SET PROBLEM: Read the lines below and count those that have the word "object". Respond with the number only.
<<<<
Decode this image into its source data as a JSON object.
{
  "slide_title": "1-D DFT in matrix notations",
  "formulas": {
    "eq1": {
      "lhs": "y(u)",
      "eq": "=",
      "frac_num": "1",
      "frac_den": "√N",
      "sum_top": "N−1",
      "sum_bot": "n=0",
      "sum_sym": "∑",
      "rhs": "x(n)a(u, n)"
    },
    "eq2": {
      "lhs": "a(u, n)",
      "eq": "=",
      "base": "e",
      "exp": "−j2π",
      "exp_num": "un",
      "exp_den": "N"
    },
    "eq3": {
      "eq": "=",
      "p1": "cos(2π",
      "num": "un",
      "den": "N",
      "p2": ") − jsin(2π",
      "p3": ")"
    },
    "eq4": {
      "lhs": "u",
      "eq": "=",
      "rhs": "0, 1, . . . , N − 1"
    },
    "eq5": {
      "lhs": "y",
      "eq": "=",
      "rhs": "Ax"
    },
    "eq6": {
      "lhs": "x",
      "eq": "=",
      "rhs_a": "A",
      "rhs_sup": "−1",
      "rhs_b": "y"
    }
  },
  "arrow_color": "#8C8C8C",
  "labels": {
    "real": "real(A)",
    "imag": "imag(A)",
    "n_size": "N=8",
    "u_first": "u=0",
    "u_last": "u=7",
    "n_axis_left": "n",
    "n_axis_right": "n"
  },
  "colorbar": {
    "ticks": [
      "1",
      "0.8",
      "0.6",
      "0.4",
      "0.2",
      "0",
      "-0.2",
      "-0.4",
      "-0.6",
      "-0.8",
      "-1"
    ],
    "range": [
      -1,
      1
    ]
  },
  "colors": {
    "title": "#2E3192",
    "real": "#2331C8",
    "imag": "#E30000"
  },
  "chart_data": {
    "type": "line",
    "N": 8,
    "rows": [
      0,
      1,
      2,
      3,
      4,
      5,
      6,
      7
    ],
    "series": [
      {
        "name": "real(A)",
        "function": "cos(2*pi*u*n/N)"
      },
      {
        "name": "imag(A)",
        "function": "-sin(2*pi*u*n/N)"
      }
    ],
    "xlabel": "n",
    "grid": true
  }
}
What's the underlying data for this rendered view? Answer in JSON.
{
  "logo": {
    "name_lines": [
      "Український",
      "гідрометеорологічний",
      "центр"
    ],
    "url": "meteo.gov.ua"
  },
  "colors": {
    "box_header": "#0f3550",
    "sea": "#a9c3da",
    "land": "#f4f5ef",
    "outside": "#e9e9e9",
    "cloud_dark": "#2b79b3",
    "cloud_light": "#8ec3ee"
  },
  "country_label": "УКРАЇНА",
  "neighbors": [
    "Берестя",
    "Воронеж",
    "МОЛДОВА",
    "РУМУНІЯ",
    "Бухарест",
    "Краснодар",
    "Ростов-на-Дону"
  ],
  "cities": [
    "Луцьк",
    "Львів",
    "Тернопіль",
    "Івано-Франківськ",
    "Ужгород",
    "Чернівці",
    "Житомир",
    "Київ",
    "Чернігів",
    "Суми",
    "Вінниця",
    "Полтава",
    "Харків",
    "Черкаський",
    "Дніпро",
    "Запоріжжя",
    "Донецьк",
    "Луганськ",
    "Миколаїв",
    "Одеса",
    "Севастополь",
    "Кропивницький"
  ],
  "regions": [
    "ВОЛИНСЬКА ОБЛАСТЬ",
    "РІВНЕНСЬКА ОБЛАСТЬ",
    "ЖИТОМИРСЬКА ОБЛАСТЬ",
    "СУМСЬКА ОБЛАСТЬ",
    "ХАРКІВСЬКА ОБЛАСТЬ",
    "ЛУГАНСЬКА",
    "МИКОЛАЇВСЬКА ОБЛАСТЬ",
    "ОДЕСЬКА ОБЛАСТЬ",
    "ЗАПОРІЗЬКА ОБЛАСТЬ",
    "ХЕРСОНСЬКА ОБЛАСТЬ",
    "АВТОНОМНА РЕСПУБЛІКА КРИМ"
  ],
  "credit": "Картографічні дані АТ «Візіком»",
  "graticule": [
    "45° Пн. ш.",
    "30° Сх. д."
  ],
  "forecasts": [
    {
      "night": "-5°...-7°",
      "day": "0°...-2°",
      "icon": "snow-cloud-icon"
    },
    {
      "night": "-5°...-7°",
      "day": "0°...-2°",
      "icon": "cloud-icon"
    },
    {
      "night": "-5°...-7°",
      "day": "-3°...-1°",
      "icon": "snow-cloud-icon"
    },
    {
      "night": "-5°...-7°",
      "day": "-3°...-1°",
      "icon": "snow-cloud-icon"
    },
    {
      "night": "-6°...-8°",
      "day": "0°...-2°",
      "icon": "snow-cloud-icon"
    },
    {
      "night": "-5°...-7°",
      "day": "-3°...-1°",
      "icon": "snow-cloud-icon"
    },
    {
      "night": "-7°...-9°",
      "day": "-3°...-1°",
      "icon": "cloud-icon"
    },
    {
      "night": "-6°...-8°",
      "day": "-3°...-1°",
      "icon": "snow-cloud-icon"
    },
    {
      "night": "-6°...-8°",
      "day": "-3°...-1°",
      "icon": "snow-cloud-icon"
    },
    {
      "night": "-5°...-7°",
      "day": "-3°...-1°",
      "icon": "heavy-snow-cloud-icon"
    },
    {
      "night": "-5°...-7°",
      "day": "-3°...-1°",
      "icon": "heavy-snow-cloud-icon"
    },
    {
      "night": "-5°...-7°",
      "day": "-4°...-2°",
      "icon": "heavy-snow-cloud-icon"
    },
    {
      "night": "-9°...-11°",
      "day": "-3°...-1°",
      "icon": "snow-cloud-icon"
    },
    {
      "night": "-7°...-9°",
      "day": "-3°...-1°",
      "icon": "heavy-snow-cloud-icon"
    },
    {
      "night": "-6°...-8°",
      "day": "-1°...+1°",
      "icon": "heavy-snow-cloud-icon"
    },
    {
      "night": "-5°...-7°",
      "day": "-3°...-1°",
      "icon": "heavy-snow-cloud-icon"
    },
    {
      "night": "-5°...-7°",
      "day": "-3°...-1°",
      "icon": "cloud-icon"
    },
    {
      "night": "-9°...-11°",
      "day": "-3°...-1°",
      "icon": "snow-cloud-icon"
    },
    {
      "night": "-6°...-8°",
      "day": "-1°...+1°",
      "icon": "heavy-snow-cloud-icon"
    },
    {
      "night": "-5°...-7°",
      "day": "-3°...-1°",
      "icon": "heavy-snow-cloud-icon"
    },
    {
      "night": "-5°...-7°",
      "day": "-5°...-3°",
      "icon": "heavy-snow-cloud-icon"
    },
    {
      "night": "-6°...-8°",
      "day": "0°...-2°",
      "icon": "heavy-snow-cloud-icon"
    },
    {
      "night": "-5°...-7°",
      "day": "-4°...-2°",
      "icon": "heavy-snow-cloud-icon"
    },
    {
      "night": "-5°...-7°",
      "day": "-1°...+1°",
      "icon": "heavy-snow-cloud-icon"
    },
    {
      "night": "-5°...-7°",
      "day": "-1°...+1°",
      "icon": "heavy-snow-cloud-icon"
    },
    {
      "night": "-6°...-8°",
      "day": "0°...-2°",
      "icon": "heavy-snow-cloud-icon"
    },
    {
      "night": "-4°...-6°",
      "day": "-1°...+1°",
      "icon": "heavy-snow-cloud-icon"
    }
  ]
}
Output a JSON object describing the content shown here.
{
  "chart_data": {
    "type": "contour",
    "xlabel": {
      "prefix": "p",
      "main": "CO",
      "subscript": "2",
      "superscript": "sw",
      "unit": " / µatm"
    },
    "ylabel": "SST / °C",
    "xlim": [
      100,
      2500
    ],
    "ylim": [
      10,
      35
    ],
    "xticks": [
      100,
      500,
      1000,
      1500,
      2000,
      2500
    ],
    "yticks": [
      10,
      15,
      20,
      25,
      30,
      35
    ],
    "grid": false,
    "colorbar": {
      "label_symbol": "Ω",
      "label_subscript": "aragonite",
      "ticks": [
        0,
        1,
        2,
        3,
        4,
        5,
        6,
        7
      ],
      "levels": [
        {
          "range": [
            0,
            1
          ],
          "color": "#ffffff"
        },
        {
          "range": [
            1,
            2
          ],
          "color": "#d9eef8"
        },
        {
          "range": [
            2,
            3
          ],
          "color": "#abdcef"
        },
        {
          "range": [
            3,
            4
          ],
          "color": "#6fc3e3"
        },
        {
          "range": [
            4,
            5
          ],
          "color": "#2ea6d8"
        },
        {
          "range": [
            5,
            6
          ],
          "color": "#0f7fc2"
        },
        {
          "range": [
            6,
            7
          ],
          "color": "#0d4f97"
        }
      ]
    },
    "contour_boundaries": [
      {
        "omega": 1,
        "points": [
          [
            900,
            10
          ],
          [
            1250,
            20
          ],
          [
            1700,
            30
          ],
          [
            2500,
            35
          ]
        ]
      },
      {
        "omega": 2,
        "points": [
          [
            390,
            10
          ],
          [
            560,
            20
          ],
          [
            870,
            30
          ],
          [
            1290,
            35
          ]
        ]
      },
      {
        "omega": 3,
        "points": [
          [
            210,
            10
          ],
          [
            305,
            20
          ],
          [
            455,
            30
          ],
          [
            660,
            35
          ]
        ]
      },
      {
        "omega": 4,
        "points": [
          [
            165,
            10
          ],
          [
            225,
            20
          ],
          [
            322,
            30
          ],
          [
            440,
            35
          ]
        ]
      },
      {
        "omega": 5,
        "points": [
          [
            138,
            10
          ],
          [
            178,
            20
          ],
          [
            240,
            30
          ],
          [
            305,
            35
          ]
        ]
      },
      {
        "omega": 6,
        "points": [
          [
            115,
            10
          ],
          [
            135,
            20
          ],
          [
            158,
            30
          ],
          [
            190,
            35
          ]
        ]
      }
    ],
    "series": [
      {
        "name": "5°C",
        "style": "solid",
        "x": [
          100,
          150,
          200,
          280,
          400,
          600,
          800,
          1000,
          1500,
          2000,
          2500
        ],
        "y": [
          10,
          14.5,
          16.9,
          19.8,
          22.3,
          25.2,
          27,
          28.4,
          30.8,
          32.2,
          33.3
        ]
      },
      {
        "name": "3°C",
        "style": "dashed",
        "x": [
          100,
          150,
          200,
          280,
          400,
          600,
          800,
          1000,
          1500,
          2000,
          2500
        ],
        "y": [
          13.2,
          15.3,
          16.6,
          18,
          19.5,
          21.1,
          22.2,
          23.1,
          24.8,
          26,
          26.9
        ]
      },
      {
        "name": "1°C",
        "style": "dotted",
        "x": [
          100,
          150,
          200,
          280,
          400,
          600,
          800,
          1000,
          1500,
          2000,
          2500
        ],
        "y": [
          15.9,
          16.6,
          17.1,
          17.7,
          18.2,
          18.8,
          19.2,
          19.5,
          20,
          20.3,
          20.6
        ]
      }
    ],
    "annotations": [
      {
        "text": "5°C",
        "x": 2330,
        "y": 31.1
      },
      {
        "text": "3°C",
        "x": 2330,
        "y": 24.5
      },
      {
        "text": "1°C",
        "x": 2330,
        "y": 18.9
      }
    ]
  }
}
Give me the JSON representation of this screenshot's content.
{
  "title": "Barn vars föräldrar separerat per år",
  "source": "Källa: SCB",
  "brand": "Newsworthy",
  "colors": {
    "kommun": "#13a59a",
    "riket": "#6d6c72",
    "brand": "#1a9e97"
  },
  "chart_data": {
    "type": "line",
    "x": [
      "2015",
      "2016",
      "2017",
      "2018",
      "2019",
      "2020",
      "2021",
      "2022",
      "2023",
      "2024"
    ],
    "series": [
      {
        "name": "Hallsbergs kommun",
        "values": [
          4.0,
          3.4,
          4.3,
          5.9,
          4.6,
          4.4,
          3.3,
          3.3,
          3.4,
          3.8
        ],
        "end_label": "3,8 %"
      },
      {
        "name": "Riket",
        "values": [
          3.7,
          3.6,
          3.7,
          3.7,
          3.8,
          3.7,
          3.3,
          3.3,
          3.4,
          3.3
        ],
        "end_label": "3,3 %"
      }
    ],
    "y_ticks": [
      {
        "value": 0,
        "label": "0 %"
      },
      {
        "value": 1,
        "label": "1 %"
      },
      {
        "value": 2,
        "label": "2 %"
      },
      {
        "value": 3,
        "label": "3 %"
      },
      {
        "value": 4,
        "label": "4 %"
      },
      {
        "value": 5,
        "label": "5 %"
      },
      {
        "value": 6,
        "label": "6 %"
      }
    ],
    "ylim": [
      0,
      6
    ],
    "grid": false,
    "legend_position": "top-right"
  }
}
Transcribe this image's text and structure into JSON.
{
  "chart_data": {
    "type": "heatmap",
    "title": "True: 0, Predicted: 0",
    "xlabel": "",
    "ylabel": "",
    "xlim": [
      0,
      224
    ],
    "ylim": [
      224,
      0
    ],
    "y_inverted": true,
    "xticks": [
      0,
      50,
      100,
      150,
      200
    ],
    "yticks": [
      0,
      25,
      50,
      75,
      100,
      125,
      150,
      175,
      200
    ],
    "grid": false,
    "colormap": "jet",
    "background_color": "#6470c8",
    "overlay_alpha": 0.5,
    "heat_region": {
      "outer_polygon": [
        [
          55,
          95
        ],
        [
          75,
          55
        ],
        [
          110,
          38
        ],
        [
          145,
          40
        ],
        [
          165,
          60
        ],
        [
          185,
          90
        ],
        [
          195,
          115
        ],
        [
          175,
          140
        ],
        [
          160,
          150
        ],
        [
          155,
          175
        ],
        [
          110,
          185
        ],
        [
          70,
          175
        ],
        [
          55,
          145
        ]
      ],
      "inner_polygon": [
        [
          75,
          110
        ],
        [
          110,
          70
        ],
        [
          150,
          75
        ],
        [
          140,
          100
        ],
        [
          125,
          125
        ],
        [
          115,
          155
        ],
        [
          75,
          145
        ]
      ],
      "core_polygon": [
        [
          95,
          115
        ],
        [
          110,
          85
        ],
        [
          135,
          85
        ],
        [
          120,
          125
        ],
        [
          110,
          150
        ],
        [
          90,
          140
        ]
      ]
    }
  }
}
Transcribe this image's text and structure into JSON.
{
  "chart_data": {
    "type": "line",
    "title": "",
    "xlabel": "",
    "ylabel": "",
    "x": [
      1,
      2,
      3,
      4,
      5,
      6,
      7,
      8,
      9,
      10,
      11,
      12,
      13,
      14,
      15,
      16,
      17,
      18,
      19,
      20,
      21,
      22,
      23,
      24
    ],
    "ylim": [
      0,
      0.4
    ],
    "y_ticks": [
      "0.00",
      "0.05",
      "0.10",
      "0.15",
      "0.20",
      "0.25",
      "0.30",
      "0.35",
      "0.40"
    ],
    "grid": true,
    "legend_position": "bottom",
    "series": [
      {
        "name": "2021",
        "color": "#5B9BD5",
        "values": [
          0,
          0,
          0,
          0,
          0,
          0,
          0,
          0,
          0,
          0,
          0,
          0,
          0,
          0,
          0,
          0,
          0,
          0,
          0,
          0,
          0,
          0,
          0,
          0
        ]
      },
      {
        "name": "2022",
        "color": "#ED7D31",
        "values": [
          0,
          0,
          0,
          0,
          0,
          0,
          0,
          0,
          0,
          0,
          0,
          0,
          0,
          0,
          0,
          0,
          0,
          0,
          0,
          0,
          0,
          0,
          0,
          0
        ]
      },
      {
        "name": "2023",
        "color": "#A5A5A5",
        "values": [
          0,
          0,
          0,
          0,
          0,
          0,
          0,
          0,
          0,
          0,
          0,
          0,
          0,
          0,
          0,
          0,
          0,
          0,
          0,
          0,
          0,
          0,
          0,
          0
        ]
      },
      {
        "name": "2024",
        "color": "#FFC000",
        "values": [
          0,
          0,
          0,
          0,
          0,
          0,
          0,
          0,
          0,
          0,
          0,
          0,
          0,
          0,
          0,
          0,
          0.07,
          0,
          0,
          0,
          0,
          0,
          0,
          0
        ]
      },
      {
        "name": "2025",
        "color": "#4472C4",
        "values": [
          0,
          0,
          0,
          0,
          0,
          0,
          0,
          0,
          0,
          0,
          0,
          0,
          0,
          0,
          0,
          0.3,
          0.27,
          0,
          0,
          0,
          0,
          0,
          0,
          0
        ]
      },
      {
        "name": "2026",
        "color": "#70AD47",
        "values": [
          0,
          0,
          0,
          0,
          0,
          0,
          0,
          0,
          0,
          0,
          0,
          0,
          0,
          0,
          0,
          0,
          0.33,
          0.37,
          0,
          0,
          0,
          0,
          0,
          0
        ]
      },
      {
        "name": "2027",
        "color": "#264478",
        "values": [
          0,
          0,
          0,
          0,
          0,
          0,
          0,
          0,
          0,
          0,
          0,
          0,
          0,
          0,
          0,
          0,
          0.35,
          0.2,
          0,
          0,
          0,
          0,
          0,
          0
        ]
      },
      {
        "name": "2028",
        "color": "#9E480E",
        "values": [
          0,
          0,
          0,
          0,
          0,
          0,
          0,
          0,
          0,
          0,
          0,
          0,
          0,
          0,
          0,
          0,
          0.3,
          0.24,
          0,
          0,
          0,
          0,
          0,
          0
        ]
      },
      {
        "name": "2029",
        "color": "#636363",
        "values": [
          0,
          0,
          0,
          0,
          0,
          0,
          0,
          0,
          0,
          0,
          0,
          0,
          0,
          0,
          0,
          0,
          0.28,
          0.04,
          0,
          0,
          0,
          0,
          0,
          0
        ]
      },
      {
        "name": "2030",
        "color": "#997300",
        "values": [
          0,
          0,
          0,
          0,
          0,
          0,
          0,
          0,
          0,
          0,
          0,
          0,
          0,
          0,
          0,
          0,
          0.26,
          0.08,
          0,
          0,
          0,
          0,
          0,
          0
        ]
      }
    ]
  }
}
>>>>
EXERCISE RESPONSE: 2